EXTRACTED TEXT:
>> begin
On one end face of the pressing member 43 is provided a second taper surface 43a.
The second taper surface 43a is convex to the ball groove 41a side gradually from
the radial outside to the inside. The second taper surface 43a abuts against the balls
42 in the axial direction. When the pressing member 43 abuts against the balls 42
in the axial direction, the balls 42 are guided to the radial outside. Therefore,
the balls 42 abut against the first taper surfaces 31a of the inner ring 31.
[0027] The extending portion 41c of the hub 41 can be inserted through the belleville spring
44. The belleville spring 44 abuts against the pressing member 43 in the axial direction.
[0028] The nut 45 threadedly engages with the outer peripheral surface of the extending
portion 41c of the hub 41 to hold the belleville spring 44 in a state of being compressed
in the axial direction.
>> end
ENTRIES SUPPLIED:
>> begin
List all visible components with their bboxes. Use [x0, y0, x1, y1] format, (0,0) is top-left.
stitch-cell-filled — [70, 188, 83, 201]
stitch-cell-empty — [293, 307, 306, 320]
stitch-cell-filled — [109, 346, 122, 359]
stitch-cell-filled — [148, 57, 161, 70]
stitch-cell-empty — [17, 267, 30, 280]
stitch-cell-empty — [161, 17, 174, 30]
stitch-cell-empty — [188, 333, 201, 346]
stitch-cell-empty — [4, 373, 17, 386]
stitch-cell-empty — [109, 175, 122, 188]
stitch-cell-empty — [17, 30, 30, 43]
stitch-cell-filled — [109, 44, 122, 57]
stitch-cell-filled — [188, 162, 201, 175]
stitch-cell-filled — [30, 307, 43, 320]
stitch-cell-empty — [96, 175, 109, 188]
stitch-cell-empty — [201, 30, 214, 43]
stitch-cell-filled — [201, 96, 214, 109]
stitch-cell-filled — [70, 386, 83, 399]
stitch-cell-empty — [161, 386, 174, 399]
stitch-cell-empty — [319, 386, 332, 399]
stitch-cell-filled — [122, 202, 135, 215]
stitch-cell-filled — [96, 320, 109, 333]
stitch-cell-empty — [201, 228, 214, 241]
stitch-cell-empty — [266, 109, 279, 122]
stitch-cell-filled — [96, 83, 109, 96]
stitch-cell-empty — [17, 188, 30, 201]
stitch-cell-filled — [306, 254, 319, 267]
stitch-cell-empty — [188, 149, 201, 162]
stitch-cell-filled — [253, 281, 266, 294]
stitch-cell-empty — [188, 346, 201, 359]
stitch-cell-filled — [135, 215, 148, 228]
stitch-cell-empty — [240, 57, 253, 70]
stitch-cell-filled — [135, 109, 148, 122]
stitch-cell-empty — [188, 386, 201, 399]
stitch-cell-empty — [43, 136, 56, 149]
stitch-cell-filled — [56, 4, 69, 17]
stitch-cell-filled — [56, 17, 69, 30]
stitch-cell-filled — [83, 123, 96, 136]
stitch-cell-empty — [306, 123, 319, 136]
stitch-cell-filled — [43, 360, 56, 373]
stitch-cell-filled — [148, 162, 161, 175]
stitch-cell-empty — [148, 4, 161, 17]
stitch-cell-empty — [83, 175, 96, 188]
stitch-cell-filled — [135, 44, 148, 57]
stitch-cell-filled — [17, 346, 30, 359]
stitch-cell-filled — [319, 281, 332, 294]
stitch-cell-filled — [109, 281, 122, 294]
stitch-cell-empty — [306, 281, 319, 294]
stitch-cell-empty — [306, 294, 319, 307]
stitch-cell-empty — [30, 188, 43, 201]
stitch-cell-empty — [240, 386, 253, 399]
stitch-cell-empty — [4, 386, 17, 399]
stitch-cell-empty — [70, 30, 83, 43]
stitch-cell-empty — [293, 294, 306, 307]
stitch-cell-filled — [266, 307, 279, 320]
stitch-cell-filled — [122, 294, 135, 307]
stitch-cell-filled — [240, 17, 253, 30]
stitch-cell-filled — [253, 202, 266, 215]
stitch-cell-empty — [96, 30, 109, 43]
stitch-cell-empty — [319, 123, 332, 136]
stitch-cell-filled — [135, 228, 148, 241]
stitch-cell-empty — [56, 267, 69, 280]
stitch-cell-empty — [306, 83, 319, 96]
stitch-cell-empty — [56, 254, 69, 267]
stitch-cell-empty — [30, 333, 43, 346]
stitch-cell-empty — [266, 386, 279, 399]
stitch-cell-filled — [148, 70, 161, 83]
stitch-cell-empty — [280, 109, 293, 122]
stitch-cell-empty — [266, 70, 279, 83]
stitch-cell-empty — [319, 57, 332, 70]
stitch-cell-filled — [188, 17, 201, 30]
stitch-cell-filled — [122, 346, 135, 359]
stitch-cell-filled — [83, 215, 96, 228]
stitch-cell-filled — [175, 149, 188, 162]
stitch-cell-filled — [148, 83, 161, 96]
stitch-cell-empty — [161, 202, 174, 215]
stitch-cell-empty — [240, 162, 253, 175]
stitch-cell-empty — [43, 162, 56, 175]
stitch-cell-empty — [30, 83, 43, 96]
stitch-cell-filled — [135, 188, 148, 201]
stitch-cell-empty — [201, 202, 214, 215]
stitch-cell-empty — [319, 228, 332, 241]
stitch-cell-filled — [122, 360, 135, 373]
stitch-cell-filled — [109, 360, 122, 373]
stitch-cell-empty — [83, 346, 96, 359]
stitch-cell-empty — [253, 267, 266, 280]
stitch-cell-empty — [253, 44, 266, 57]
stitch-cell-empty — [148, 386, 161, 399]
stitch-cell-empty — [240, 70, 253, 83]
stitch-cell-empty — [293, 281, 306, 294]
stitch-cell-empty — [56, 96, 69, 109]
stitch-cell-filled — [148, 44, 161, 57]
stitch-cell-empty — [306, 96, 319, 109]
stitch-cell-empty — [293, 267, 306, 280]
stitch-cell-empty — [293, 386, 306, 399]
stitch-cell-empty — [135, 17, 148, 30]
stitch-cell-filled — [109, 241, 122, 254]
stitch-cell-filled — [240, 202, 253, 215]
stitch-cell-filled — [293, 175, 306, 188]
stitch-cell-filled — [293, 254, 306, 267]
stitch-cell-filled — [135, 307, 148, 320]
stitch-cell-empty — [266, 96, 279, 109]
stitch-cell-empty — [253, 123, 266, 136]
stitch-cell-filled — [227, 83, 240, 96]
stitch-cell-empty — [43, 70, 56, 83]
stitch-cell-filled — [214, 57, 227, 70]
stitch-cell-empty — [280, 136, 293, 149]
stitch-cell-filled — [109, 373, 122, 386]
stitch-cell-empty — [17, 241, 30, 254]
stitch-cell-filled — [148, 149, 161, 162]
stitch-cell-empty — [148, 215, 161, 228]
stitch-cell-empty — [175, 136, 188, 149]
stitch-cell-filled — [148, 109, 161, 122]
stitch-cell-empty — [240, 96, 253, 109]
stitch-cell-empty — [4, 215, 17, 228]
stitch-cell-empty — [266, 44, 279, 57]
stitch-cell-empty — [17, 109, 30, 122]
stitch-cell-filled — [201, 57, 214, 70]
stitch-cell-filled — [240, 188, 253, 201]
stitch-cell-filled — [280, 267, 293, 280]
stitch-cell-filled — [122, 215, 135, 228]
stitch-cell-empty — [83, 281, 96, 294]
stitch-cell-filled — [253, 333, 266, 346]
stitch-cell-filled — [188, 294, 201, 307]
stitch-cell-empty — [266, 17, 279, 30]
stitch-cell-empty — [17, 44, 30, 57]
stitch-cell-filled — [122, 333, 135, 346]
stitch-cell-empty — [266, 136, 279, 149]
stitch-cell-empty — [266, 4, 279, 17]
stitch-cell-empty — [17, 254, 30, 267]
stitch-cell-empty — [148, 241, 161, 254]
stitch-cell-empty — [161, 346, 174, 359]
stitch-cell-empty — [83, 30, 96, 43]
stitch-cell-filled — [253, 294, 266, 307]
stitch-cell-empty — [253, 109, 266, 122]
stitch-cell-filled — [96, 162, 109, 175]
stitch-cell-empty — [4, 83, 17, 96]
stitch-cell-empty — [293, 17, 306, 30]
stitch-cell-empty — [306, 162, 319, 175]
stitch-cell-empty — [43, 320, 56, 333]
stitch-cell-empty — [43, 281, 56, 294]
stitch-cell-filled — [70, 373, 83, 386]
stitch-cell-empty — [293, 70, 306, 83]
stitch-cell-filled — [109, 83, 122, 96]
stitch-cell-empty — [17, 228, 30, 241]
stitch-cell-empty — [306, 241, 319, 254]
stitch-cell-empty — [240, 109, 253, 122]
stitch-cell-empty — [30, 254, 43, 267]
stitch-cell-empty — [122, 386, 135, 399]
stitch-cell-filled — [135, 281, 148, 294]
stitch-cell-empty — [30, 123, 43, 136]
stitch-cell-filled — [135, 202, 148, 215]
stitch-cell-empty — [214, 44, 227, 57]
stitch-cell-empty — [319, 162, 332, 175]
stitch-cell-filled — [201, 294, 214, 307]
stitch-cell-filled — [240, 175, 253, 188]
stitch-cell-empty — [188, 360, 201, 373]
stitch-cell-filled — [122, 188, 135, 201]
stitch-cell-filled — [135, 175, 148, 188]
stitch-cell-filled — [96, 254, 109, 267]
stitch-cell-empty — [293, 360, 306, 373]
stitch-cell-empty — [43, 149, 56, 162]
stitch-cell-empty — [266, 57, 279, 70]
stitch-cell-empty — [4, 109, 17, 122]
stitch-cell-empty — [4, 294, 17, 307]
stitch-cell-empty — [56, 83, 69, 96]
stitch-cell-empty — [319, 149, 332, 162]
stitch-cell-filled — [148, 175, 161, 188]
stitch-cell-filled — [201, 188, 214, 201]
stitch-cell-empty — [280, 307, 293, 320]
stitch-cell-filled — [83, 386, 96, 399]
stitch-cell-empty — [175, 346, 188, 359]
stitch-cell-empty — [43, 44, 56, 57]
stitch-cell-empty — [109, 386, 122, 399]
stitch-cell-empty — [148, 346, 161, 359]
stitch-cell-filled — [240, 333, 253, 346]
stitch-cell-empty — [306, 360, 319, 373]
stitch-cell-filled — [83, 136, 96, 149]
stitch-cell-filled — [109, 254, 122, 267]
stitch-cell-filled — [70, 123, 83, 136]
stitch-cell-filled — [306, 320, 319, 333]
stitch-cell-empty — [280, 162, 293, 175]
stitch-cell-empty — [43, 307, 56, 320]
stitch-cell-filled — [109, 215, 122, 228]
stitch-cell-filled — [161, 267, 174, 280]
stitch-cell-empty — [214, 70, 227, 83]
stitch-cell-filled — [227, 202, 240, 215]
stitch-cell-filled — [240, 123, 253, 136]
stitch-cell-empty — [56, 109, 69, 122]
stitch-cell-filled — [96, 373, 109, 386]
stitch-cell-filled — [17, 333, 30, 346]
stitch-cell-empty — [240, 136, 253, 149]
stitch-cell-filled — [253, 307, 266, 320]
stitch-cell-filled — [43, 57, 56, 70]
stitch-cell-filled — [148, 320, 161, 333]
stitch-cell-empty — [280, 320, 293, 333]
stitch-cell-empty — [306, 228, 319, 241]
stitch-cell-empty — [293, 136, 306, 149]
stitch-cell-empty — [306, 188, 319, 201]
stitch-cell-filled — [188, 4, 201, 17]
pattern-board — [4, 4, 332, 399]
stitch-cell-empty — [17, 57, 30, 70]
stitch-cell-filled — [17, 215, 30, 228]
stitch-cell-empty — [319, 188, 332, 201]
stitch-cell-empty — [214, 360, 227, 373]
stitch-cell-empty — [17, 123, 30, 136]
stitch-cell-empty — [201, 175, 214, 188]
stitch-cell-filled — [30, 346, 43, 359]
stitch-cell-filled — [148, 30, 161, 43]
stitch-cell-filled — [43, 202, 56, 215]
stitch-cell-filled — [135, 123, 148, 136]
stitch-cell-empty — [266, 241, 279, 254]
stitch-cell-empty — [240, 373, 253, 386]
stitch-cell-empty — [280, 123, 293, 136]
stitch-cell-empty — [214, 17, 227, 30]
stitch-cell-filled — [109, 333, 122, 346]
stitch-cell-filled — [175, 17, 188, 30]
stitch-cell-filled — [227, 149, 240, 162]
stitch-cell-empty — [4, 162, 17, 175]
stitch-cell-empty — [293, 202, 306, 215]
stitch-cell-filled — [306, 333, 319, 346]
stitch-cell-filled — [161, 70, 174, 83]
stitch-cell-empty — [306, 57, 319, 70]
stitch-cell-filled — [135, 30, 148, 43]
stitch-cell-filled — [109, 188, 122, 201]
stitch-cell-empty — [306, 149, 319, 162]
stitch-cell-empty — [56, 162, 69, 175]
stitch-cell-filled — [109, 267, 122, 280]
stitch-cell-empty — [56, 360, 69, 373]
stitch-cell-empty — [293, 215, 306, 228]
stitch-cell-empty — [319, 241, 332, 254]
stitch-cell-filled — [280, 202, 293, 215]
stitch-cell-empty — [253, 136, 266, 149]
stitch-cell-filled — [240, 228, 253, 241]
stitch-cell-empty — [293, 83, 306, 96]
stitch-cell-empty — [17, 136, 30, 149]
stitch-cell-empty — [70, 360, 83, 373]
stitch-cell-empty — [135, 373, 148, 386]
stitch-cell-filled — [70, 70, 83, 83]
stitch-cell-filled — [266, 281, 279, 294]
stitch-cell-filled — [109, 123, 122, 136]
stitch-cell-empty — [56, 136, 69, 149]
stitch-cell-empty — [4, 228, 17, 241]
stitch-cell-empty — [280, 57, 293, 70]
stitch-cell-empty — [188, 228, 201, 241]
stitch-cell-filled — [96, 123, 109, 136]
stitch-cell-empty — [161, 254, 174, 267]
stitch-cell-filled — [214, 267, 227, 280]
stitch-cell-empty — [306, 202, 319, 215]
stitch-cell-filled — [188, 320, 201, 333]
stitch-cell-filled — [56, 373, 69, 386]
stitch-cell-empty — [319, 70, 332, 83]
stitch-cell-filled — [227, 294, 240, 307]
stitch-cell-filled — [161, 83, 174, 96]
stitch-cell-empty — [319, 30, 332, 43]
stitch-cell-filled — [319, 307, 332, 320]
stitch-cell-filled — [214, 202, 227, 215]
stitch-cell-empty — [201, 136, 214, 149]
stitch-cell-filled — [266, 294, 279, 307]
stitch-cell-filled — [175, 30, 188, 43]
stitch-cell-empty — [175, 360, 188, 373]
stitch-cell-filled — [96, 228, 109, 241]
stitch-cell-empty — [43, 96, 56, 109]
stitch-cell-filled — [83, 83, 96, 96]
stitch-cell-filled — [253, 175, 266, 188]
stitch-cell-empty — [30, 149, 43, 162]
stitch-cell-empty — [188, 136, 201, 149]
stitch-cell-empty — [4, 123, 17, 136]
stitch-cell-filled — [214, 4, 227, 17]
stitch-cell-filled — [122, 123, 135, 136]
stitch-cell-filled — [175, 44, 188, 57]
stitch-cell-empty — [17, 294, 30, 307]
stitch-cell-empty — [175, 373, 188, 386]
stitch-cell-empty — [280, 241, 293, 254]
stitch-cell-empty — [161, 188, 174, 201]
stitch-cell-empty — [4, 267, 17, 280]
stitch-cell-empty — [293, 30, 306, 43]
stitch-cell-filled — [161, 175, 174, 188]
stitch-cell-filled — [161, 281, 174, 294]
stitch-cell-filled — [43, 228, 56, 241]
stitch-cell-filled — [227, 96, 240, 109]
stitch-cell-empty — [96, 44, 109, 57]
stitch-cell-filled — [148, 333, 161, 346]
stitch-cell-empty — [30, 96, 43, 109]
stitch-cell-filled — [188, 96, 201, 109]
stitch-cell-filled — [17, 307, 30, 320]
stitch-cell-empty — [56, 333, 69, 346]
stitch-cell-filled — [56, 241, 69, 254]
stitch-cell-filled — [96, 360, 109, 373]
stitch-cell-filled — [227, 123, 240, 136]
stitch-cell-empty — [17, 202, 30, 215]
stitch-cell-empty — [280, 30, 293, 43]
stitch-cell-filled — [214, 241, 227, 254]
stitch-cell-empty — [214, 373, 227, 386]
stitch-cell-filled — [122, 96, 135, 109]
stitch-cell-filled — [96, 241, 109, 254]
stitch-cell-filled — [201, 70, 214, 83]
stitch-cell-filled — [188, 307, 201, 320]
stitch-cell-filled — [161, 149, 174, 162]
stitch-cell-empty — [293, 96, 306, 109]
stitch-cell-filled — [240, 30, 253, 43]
>> end
TASK INSTRUCTIONS: Translate this sentence from the pressing member text into Spanish: "The belleville spring 44 abuts against the pressing member 43 in the axial direction." The lines are not needed here.

CORRECT RESULT: El resorte Belleville 44 hace tope contra el miembro de presión 43 en la dirección axial.